[Start TEXT BLOCK]
OPINION: ‘The educator must be educated’

Dr Edwin Madunagu

By Edwin Madunagu

This piece is a memo to the Nigerian Left. In an ideal situation, on account of the importance I attach to the subject, the document would have appeared, first, as an internal memo to an appropriate organ of the movement. For the same reason of importance, it would not have stopped at the organ or leadership level. The memo would have passed to the movement as a whole and, thereafter, to the public.

However, because the situation is not ideal—and this is the subject of the memo—I am moving directly to the public. The message in the memo comes at the end of the article. It is a short and direct one. I am therefore utilizing the available space to reflect on a related issue of general interest. The “related issue” supplies the title of the piece. And, “for the avoidance of doubt” and “for completeness”, I define the Nigerian Left in this historical epoch as the aggregate of Marxists, socialists and partisans of popular democracy.
[End TEXT BLOCK]
[Start SUPPLIED RECORDS]
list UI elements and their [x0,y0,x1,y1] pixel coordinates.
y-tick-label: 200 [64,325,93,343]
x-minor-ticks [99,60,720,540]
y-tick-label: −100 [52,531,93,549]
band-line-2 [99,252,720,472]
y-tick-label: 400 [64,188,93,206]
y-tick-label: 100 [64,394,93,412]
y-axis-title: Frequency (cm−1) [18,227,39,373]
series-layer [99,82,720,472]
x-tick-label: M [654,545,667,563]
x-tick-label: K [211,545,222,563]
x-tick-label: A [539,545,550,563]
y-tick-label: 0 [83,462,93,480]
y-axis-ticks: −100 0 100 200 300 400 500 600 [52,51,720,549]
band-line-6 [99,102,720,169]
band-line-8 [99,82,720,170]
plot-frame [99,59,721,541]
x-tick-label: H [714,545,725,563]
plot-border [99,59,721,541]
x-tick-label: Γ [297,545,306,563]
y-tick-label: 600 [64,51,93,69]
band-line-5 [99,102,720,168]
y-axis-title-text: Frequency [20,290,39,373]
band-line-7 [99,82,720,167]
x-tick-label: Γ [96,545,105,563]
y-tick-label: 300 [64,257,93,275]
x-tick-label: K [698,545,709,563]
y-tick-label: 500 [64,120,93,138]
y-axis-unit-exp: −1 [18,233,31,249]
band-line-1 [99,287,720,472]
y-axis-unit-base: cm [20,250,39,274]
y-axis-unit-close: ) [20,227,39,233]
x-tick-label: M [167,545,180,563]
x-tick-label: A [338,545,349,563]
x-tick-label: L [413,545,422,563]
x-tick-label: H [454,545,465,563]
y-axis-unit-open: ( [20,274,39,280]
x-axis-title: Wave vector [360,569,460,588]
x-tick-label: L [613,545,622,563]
[End SUPPLIED RECORDS]
TO BE DONE ->
1 - In the opinion piece, how does the writer define the Nigerian Left in this historical epoch?
2 - Pick out every line of the rows that contains the string 'ticks'.

RESPONSES IN ORDER ->
1 - As the aggregate of Marxists, socialists and partisans of popular democracy.

2 -
x-minor-ticks [99,60,720,540]
y-axis-ticks: −100 0 100 200 300 400 500 600 [52,51,720,549]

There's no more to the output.